Short problem: Return all lines where the word "استراتژی" can be found.

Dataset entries

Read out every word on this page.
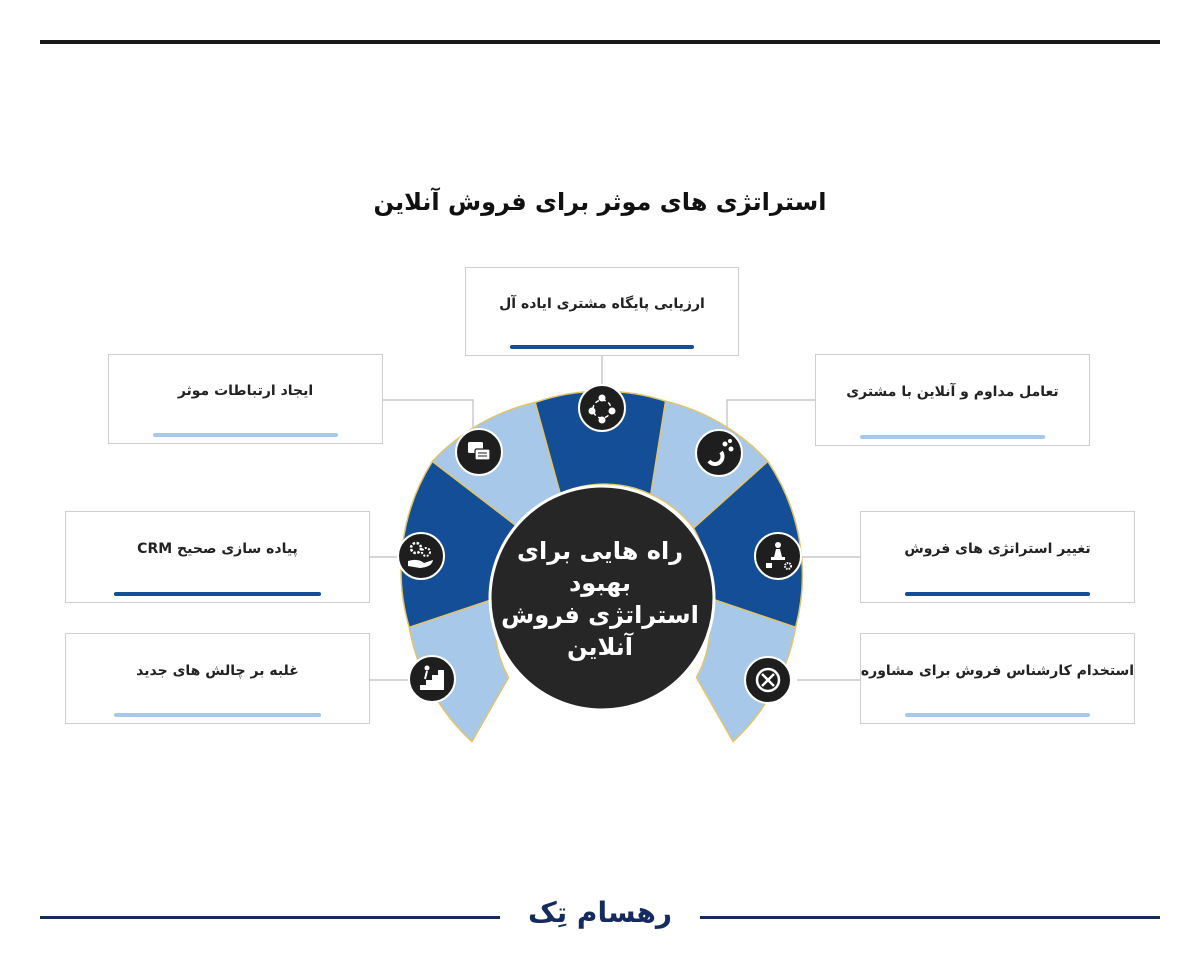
استراتژی های موثر برای فروش آنلاین
راه هایی برای بهبود
استراتژی فروش
آنلاین
ارزیابی پایگاه مشتری ایاده آل
ایجاد ارتباطات موثر	تعامل مداوم و آنلاین با مشتری
پیاده سازی صحیح CRM	تغییر استراتژی های فروش
غلبه بر چالش های جدید	استخدام کارشناس فروش برای مشاوره
رهسام تِک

Response to the task:
استراتژی های موثر برای فروش آنلاین
استراتژی فروش
پیاده سازی صحیح CRM	تغییر استراتژی های فروش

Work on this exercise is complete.